* Your instructions: In the records below, find each line containing the word "text" and copy it.

* Data for the task:

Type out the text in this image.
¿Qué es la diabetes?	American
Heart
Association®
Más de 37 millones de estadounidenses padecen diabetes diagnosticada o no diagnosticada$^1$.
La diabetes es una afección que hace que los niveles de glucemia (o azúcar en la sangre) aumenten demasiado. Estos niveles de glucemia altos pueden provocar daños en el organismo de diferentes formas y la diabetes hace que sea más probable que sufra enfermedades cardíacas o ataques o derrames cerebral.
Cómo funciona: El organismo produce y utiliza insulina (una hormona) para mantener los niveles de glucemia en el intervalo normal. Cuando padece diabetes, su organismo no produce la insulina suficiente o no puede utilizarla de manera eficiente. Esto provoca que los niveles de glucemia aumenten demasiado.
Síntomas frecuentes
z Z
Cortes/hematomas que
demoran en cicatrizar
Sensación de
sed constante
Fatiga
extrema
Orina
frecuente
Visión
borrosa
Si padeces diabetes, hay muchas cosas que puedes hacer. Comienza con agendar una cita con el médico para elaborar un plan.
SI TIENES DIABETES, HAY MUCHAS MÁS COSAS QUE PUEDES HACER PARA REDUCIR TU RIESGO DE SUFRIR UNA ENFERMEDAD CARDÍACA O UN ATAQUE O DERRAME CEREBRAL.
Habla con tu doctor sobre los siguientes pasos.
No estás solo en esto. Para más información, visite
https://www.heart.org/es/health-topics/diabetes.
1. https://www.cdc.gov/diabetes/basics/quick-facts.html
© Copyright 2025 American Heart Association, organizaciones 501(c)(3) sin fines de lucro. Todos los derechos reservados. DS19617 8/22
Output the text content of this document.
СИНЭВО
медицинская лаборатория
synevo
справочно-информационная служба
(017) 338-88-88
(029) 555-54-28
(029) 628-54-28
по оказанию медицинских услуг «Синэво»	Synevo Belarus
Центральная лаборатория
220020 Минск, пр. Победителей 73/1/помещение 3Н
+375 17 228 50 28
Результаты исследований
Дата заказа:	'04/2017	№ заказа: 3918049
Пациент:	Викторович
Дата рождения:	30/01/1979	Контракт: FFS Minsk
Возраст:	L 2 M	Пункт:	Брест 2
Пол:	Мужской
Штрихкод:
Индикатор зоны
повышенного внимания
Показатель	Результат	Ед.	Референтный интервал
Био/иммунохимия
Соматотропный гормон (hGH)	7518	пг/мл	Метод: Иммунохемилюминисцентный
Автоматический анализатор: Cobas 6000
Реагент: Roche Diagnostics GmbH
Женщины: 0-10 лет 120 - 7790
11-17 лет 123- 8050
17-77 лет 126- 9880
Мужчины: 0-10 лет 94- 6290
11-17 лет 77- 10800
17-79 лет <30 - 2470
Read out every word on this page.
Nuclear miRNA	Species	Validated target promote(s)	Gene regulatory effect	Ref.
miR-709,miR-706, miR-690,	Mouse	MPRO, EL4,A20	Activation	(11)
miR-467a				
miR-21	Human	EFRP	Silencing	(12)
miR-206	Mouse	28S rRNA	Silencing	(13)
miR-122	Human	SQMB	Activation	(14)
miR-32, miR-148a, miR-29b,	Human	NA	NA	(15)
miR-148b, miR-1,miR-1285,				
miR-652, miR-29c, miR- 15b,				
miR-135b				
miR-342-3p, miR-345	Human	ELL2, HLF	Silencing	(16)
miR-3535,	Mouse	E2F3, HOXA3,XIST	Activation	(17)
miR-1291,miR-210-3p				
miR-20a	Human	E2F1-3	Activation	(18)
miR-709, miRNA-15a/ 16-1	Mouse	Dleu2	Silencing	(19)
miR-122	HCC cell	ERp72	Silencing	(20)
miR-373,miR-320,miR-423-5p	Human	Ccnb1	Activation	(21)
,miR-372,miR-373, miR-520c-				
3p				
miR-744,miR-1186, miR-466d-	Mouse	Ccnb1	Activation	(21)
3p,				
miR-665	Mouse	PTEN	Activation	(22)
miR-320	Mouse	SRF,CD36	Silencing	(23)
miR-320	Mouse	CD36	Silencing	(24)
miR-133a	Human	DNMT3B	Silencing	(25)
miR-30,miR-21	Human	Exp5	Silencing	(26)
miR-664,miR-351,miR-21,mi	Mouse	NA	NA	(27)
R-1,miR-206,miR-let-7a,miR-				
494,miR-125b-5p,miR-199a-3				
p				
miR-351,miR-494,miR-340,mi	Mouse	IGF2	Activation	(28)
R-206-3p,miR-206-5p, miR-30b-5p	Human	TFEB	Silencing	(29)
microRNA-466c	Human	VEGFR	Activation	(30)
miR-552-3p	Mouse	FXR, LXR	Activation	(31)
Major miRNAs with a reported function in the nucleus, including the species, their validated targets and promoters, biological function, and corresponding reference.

* Answer to this exercise:
Type out the text in this image.
Output the text content of this document.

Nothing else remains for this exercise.